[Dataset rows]
################

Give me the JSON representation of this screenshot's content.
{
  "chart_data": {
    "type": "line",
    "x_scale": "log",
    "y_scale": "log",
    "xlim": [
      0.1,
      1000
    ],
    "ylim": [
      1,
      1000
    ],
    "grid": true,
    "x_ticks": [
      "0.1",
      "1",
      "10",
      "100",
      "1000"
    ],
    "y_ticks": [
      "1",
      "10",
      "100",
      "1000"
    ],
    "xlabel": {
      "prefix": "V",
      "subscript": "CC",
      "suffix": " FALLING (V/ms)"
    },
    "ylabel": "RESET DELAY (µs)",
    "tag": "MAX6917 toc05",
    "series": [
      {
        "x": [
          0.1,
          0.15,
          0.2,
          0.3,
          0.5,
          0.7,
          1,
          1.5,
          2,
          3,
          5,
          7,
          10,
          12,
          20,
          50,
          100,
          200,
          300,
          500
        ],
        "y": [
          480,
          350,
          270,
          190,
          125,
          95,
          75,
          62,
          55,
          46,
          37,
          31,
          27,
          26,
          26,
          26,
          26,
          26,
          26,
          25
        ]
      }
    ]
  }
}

################

*Short exercise*
Could you reproduce every record above exactly as it appears?

*Answer to this task*
Give me the JSON representation of this screenshot's content.
{
  "chart_data": {
    "type": "line",
    "x_scale": "log",
    "y_scale": "log",
    "xlim": [
      0.1,
      1000
    ],
    "ylim": [
      1,
      1000
    ],
    "grid": true,
    "x_ticks": [
      "0.1",
      "1",
      "10",
      "100",
      "1000"
    ],
    "y_ticks": [
      "1",
      "10",
      "100",
      "1000"
    ],
    "xlabel": {
      "prefix": "V",
      "subscript": "CC",
      "suffix": " FALLING (V/ms)"
    },
    "ylabel": "RESET DELAY (µs)",
    "tag": "MAX6917 toc05",
    "series": [
      {
        "x": [
          0.1,
          0.15,
          0.2,
          0.3,
          0.5,
          0.7,
          1,
          1.5,
          2,
          3,
          5,
          7,
          10,
          12,
          20,
          50,
          100,
          200,
          300,
          500
        ],
        "y": [
          480,
          350,
          270,
          190,
          125,
          95,
          75,
          62,
          55,
          46,
          37,
          31,
          27,
          26,
          26,
          26,
          26,
          26,
          26,
          25
        ]
      }
    ]
  }
}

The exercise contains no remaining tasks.